=== The task ===
Every line of the records below should be restated exactly.

[Records that describe figures]
** start **

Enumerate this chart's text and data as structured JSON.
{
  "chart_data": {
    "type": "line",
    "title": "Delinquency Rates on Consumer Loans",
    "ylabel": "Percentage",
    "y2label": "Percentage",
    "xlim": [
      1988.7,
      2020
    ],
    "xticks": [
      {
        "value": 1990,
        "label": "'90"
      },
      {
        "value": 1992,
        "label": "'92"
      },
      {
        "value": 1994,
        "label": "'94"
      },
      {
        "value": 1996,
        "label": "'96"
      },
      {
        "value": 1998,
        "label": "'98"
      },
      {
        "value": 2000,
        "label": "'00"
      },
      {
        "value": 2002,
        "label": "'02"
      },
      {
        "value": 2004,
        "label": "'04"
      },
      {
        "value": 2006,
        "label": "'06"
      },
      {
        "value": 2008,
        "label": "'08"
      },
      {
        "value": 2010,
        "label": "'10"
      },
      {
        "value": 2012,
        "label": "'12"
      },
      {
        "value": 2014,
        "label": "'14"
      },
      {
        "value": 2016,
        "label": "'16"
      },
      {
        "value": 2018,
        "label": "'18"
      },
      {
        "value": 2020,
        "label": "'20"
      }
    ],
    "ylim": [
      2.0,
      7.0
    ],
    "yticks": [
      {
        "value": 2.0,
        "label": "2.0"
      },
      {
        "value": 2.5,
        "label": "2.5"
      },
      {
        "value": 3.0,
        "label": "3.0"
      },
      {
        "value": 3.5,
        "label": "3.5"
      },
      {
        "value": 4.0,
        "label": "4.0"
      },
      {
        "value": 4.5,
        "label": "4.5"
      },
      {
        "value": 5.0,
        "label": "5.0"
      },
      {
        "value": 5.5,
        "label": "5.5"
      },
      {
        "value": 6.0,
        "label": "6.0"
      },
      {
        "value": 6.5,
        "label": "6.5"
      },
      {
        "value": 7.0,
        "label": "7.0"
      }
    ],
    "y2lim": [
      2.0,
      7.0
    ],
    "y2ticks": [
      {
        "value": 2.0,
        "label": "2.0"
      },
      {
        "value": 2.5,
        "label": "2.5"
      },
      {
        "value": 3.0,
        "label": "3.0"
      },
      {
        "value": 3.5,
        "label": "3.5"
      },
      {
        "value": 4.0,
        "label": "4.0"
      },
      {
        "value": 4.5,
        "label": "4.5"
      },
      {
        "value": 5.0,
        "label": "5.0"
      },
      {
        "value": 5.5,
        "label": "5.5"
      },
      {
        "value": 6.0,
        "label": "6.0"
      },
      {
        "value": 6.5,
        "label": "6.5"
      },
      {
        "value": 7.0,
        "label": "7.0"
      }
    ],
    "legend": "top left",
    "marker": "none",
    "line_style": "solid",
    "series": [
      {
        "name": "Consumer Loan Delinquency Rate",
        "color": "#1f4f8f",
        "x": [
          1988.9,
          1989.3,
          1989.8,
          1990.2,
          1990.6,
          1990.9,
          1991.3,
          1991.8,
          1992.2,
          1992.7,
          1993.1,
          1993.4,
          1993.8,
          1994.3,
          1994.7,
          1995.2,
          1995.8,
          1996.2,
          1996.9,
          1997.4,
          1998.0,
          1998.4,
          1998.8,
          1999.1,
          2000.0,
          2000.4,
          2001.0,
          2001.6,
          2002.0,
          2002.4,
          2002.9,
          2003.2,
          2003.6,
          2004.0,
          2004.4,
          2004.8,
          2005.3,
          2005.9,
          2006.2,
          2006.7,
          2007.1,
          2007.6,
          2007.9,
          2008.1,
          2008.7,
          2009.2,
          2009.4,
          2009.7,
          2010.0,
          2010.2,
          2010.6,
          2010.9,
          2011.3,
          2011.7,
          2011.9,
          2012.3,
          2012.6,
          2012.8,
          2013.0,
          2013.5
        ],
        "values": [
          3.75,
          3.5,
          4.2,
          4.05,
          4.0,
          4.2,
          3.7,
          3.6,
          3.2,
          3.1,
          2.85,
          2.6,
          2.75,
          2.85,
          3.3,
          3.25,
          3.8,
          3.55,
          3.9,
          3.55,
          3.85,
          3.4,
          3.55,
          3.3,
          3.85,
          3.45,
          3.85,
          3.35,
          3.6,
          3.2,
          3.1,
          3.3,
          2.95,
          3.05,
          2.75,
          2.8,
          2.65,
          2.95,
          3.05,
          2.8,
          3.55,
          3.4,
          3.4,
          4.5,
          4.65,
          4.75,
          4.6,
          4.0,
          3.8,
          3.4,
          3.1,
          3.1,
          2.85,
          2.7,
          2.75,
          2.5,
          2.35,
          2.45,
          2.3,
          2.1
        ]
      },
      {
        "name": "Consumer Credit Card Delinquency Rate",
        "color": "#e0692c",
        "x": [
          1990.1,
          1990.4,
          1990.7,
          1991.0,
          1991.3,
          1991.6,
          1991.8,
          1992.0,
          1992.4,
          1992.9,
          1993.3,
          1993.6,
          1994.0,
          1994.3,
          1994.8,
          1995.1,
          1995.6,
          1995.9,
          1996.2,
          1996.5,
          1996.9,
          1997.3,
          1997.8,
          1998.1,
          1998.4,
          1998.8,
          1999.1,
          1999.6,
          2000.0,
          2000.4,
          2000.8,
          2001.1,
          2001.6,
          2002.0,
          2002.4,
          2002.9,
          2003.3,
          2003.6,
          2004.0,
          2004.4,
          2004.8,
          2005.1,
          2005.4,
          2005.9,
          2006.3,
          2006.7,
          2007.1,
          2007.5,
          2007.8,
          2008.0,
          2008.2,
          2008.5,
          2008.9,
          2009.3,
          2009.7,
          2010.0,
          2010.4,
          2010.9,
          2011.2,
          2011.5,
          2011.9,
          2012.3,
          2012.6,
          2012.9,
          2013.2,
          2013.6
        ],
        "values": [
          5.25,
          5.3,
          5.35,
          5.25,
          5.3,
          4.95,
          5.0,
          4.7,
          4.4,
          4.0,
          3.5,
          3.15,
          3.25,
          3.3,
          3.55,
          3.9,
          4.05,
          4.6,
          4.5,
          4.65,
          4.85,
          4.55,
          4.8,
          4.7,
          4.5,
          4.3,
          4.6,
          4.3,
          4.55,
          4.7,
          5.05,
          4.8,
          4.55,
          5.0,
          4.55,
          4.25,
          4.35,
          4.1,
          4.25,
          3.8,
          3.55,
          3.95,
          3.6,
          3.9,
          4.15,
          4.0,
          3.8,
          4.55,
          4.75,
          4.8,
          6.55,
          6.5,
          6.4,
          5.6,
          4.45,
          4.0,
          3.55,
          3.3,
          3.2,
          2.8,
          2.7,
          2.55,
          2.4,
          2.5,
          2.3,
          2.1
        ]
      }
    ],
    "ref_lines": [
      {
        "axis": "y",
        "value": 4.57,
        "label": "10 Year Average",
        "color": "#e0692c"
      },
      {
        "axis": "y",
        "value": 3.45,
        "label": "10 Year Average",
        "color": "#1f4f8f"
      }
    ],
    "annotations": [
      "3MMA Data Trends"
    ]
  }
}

** end **

=== Worked solution ===
Enumerate this chart's text and data as structured JSON.
{
  "chart_data": {
    "type": "line",
    "title": "Delinquency Rates on Consumer Loans",
    "ylabel": "Percentage",
    "y2label": "Percentage",
    "xlim": [
      1988.7,
      2020
    ],
    "xticks": [
      {
        "value": 1990,
        "label": "'90"
      },
      {
        "value": 1992,
        "label": "'92"
      },
      {
        "value": 1994,
        "label": "'94"
      },
      {
        "value": 1996,
        "label": "'96"
      },
      {
        "value": 1998,
        "label": "'98"
      },
      {
        "value": 2000,
        "label": "'00"
      },
      {
        "value": 2002,
        "label": "'02"
      },
      {
        "value": 2004,
        "label": "'04"
      },
      {
        "value": 2006,
        "label": "'06"
      },
      {
        "value": 2008,
        "label": "'08"
      },
      {
        "value": 2010,
        "label": "'10"
      },
      {
        "value": 2012,
        "label": "'12"
      },
      {
        "value": 2014,
        "label": "'14"
      },
      {
        "value": 2016,
        "label": "'16"
      },
      {
        "value": 2018,
        "label": "'18"
      },
      {
        "value": 2020,
        "label": "'20"
      }
    ],
    "ylim": [
      2.0,
      7.0
    ],
    "yticks": [
      {
        "value": 2.0,
        "label": "2.0"
      },
      {
        "value": 2.5,
        "label": "2.5"
      },
      {
        "value": 3.0,
        "label": "3.0"
      },
      {
        "value": 3.5,
        "label": "3.5"
      },
      {
        "value": 4.0,
        "label": "4.0"
      },
      {
        "value": 4.5,
        "label": "4.5"
      },
      {
        "value": 5.0,
        "label": "5.0"
      },
      {
        "value": 5.5,
        "label": "5.5"
      },
      {
        "value": 6.0,
        "label": "6.0"
      },
      {
        "value": 6.5,
        "label": "6.5"
      },
      {
        "value": 7.0,
        "label": "7.0"
      }
    ],
    "y2lim": [
      2.0,
      7.0
    ],
    "y2ticks": [
      {
        "value": 2.0,
        "label": "2.0"
      },
      {
        "value": 2.5,
        "label": "2.5"
      },
      {
        "value": 3.0,
        "label": "3.0"
      },
      {
        "value": 3.5,
        "label": "3.5"
      },
      {
        "value": 4.0,
        "label": "4.0"
      },
      {
        "value": 4.5,
        "label": "4.5"
      },
      {
        "value": 5.0,
        "label": "5.0"
      },
      {
        "value": 5.5,
        "label": "5.5"
      },
      {
        "value": 6.0,
        "label": "6.0"
      },
      {
        "value": 6.5,
        "label": "6.5"
      },
      {
        "value": 7.0,
        "label": "7.0"
      }
    ],
    "legend": "top left",
    "marker": "none",
    "line_style": "solid",
    "series": [
      {
        "name": "Consumer Loan Delinquency Rate",
        "color": "#1f4f8f",
        "x": [
          1988.9,
          1989.3,
          1989.8,
          1990.2,
          1990.6,
          1990.9,
          1991.3,
          1991.8,
          1992.2,
          1992.7,
          1993.1,
          1993.4,
          1993.8,
          1994.3,
          1994.7,
          1995.2,
          1995.8,
          1996.2,
          1996.9,
          1997.4,
          1998.0,
          1998.4,
          1998.8,
          1999.1,
          2000.0,
          2000.4,
          2001.0,
          2001.6,
          2002.0,
          2002.4,
          2002.9,
          2003.2,
          2003.6,
          2004.0,
          2004.4,
          2004.8,
          2005.3,
          2005.9,
          2006.2,
          2006.7,
          2007.1,
          2007.6,
          2007.9,
          2008.1,
          2008.7,
          2009.2,
          2009.4,
          2009.7,
          2010.0,
          2010.2,
          2010.6,
          2010.9,
          2011.3,
          2011.7,
          2011.9,
          2012.3,
          2012.6,
          2012.8,
          2013.0,
          2013.5
        ],
        "values": [
          3.75,
          3.5,
          4.2,
          4.05,
          4.0,
          4.2,
          3.7,
          3.6,
          3.2,
          3.1,
          2.85,
          2.6,
          2.75,
          2.85,
          3.3,
          3.25,
          3.8,
          3.55,
          3.9,
          3.55,
          3.85,
          3.4,
          3.55,
          3.3,
          3.85,
          3.45,
          3.85,
          3.35,
          3.6,
          3.2,
          3.1,
          3.3,
          2.95,
          3.05,
          2.75,
          2.8,
          2.65,
          2.95,
          3.05,
          2.8,
          3.55,
          3.4,
          3.4,
          4.5,
          4.65,
          4.75,
          4.6,
          4.0,
          3.8,
          3.4,
          3.1,
          3.1,
          2.85,
          2.7,
          2.75,
          2.5,
          2.35,
          2.45,
          2.3,
          2.1
        ]
      },
      {
        "name": "Consumer Credit Card Delinquency Rate",
        "color": "#e0692c",
        "x": [
          1990.1,
          1990.4,
          1990.7,
          1991.0,
          1991.3,
          1991.6,
          1991.8,
          1992.0,
          1992.4,
          1992.9,
          1993.3,
          1993.6,
          1994.0,
          1994.3,
          1994.8,
          1995.1,
          1995.6,
          1995.9,
          1996.2,
          1996.5,
          1996.9,
          1997.3,
          1997.8,
          1998.1,
          1998.4,
          1998.8,
          1999.1,
          1999.6,
          2000.0,
          2000.4,
          2000.8,
          2001.1,
          2001.6,
          2002.0,
          2002.4,
          2002.9,
          2003.3,
          2003.6,
          2004.0,
          2004.4,
          2004.8,
          2005.1,
          2005.4,
          2005.9,
          2006.3,
          2006.7,
          2007.1,
          2007.5,
          2007.8,
          2008.0,
          2008.2,
          2008.5,
          2008.9,
          2009.3,
          2009.7,
          2010.0,
          2010.4,
          2010.9,
          2011.2,
          2011.5,
          2011.9,
          2012.3,
          2012.6,
          2012.9,
          2013.2,
          2013.6
        ],
        "values": [
          5.25,
          5.3,
          5.35,
          5.25,
          5.3,
          4.95,
          5.0,
          4.7,
          4.4,
          4.0,
          3.5,
          3.15,
          3.25,
          3.3,
          3.55,
          3.9,
          4.05,
          4.6,
          4.5,
          4.65,
          4.85,
          4.55,
          4.8,
          4.7,
          4.5,
          4.3,
          4.6,
          4.3,
          4.55,
          4.7,
          5.05,
          4.8,
          4.55,
          5.0,
          4.55,
          4.25,
          4.35,
          4.1,
          4.25,
          3.8,
          3.55,
          3.95,
          3.6,
          3.9,
          4.15,
          4.0,
          3.8,
          4.55,
          4.75,
          4.8,
          6.55,
          6.5,
          6.4,
          5.6,
          4.45,
          4.0,
          3.55,
          3.3,
          3.2,
          2.8,
          2.7,
          2.55,
          2.4,
          2.5,
          2.3,
          2.1
        ]
      }
    ],
    "ref_lines": [
      {
        "axis": "y",
        "value": 4.57,
        "label": "10 Year Average",
        "color": "#e0692c"
      },
      {
        "axis": "y",
        "value": 3.45,
        "label": "10 Year Average",
        "color": "#1f4f8f"
      }
    ],
    "annotations": [
      "3MMA Data Trends"
    ]
  }
}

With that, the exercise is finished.